#### [Given request]
Reproduce the listing below in its entirety. Change nothing.

#### [Raw data]
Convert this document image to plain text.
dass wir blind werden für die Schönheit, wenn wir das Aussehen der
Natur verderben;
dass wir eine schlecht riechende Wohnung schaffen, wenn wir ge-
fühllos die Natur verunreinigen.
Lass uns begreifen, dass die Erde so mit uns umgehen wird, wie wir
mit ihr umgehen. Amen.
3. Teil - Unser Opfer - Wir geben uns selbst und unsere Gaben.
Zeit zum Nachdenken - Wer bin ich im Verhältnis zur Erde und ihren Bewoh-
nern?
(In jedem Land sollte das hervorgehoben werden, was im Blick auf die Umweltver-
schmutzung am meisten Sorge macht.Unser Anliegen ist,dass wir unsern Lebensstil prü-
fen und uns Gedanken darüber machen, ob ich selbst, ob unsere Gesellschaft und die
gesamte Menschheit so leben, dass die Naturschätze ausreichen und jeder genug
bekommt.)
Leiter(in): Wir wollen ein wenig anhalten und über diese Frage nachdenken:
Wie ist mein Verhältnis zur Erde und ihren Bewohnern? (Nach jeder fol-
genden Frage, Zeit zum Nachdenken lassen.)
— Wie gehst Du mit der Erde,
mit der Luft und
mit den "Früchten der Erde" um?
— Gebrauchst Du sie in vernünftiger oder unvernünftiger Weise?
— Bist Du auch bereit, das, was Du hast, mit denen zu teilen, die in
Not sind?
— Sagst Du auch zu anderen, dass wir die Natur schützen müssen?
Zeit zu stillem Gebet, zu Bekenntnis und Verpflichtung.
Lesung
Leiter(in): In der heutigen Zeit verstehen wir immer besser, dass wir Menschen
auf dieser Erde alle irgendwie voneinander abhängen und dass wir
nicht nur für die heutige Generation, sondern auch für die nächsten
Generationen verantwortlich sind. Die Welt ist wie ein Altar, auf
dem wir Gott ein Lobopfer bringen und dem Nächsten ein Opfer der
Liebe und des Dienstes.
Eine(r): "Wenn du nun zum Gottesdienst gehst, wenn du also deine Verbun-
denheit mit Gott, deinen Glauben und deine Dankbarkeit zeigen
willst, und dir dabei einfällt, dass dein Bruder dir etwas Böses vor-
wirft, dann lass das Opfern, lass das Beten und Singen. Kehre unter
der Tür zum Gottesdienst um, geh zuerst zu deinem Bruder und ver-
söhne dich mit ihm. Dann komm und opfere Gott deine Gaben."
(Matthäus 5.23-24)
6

#### [Task solution]
Convert this document image to plain text.
dass wir blind werden für die Schönheit, wenn wir das Aussehen der
Natur verderben;
dass wir eine schlecht riechende Wohnung schaffen, wenn wir ge-
fühllos die Natur verunreinigen.
Lass uns begreifen, dass die Erde so mit uns umgehen wird, wie wir
mit ihr umgehen. Amen.
3. Teil - Unser Opfer - Wir geben uns selbst und unsere Gaben.
Zeit zum Nachdenken - Wer bin ich im Verhältnis zur Erde und ihren Bewoh-
nern?
(In jedem Land sollte das hervorgehoben werden, was im Blick auf die Umweltver-
schmutzung am meisten Sorge macht.Unser Anliegen ist,dass wir unsern Lebensstil prü-
fen und uns Gedanken darüber machen, ob ich selbst, ob unsere Gesellschaft und die
gesamte Menschheit so leben, dass die Naturschätze ausreichen und jeder genug
bekommt.)
Leiter(in): Wir wollen ein wenig anhalten und über diese Frage nachdenken:
Wie ist mein Verhältnis zur Erde und ihren Bewohnern? (Nach jeder fol-
genden Frage, Zeit zum Nachdenken lassen.)
— Wie gehst Du mit der Erde,
mit der Luft und
mit den "Früchten der Erde" um?
— Gebrauchst Du sie in vernünftiger oder unvernünftiger Weise?
— Bist Du auch bereit, das, was Du hast, mit denen zu teilen, die in
Not sind?
— Sagst Du auch zu anderen, dass wir die Natur schützen müssen?
Zeit zu stillem Gebet, zu Bekenntnis und Verpflichtung.
Lesung
Leiter(in): In der heutigen Zeit verstehen wir immer besser, dass wir Menschen
auf dieser Erde alle irgendwie voneinander abhängen und dass wir
nicht nur für die heutige Generation, sondern auch für die nächsten
Generationen verantwortlich sind. Die Welt ist wie ein Altar, auf
dem wir Gott ein Lobopfer bringen und dem Nächsten ein Opfer der
Liebe und des Dienstes.
Eine(r): "Wenn du nun zum Gottesdienst gehst, wenn du also deine Verbun-
denheit mit Gott, deinen Glauben und deine Dankbarkeit zeigen
willst, und dir dabei einfällt, dass dein Bruder dir etwas Böses vor-
wirft, dann lass das Opfern, lass das Beten und Singen. Kehre unter
der Tür zum Gottesdienst um, geh zuerst zu deinem Bruder und ver-
söhne dich mit ihm. Dann komm und opfere Gott deine Gaben."
(Matthäus 5.23-24)
6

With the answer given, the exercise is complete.